[Image layout annotations]
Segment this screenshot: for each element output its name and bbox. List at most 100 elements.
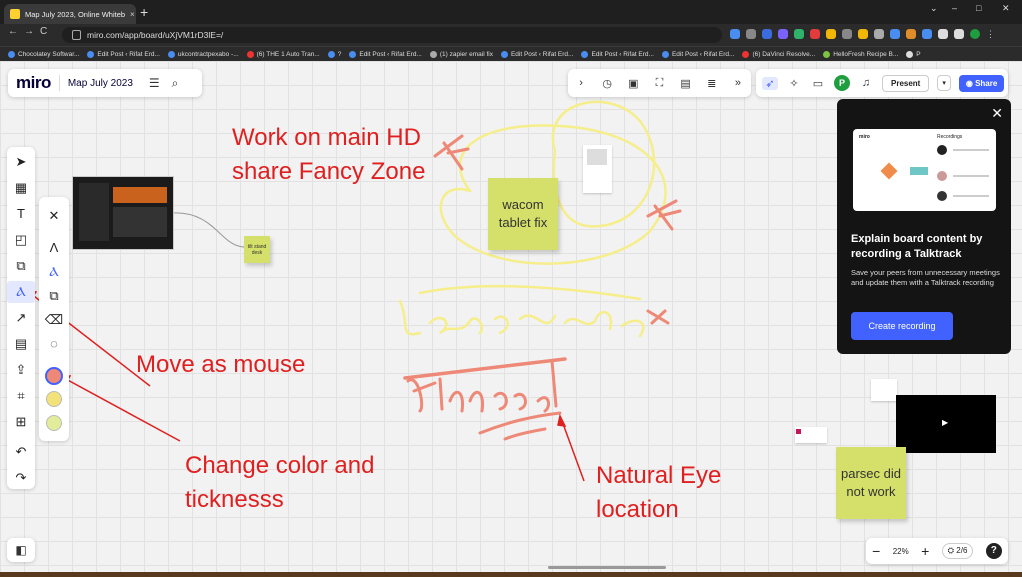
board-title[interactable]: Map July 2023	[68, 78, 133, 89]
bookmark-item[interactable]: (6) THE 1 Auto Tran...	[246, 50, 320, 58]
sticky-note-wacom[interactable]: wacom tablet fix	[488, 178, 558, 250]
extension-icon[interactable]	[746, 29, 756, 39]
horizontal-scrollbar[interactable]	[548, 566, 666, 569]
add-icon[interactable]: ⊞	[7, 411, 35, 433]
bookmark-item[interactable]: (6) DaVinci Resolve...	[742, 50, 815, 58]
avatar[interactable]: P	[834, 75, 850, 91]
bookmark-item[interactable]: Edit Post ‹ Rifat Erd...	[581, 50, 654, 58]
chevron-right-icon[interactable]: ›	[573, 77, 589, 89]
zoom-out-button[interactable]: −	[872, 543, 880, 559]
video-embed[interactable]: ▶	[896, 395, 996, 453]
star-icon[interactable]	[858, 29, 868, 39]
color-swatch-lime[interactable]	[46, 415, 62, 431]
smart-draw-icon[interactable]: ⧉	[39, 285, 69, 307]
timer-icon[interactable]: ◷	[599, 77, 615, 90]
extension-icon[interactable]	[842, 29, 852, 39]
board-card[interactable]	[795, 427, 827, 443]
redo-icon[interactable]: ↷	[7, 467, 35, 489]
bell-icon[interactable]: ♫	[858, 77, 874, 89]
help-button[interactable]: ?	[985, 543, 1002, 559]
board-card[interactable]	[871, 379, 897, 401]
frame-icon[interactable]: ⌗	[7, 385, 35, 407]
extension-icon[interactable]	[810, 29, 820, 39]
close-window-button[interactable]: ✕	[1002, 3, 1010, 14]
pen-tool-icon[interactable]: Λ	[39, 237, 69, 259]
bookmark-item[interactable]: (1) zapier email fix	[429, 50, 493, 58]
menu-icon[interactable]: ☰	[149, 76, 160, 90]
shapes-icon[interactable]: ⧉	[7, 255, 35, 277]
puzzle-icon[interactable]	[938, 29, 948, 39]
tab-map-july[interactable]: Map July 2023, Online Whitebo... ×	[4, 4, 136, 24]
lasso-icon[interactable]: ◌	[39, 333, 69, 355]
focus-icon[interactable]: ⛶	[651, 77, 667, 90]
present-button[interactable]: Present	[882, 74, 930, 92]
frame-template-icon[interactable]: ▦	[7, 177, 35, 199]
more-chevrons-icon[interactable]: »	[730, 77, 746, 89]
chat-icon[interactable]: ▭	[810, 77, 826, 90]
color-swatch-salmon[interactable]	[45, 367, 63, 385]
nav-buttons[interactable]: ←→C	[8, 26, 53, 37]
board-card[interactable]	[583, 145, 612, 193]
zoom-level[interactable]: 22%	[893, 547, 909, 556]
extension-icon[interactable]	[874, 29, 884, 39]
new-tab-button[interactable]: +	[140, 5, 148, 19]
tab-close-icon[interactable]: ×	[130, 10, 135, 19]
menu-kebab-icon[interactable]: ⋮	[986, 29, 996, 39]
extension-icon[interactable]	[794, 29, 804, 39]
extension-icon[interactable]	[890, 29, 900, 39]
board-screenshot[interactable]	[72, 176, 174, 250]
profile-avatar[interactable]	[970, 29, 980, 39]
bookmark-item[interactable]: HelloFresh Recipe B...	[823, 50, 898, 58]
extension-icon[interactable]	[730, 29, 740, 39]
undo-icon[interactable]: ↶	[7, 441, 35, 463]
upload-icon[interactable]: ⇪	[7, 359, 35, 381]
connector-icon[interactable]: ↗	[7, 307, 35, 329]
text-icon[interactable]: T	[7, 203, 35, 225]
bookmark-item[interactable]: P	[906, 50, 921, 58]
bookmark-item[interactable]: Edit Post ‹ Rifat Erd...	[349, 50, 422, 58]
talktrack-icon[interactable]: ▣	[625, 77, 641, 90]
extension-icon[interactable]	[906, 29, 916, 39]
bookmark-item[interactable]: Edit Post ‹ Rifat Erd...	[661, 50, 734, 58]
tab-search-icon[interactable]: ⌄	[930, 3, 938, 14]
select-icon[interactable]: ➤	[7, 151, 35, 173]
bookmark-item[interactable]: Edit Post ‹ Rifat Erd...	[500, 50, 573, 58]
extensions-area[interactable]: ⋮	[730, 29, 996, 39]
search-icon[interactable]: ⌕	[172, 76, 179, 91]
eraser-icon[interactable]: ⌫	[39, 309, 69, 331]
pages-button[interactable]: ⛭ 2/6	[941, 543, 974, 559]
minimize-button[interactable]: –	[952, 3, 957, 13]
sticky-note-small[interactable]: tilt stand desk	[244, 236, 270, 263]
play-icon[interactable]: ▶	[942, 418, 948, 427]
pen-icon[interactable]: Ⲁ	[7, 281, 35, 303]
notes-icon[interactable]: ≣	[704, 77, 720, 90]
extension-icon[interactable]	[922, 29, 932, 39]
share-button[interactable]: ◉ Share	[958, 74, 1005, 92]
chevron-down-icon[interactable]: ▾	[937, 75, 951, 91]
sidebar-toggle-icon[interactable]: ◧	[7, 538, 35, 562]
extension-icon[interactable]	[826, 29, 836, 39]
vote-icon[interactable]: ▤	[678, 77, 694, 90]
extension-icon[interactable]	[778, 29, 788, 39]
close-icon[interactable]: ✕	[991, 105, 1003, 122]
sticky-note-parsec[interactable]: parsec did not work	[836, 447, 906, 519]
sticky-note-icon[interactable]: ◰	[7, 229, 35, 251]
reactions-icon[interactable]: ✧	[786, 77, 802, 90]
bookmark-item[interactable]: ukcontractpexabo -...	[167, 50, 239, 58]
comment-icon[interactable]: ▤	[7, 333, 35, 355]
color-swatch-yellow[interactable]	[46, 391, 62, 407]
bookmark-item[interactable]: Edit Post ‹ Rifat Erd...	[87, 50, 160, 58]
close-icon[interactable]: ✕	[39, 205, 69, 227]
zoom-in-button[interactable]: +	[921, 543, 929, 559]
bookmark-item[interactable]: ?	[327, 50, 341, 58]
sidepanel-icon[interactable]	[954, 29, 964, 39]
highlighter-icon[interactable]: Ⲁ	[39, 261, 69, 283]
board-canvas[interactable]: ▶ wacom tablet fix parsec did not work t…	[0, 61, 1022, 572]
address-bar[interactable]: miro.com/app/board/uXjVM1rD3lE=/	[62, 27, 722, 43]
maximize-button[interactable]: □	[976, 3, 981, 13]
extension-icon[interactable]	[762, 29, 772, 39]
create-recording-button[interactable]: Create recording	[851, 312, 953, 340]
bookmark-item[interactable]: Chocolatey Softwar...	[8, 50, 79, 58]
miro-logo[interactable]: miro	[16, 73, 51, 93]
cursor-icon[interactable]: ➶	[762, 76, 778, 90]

GIVEN PROBLEM =
Format the part of the records that opens with the line containing "board-title[interactable]: Map July" and closes with the line containing "77, 589, 89]" as a Markdown table with the columns Nr and Line, omitting blank lines.

COMPLETE RESPONSE =
| Nr | Line |
|---|---|
| 1 | board-title[interactable]: Map July 2023	[68, 78, 133, 89] |
| 2 | bookmark-item[interactable]: (6) THE 1 Auto Tran...	[246, 50, 320, 58] |
| 3 | sticky-note-wacom[interactable]: wacom tablet fix	[488, 178, 558, 250] |
| 4 | extension-icon[interactable]	[746, 29, 756, 39] |
| 5 | horizontal-scrollbar[interactable]	[548, 566, 666, 569] |
| 6 | add-icon[interactable]: ⊞	[7, 411, 35, 433] |
| 7 | bookmark-item[interactable]: (6) DaVinci Resolve...	[742, 50, 815, 58] |
| 8 | avatar[interactable]: P	[834, 75, 850, 91] |
| 9 | bookmark-item[interactable]: Edit Post ‹ Rifat Erd...	[581, 50, 654, 58] |
| 10 | chevron-right-icon[interactable]: ›	[573, 77, 589, 89] |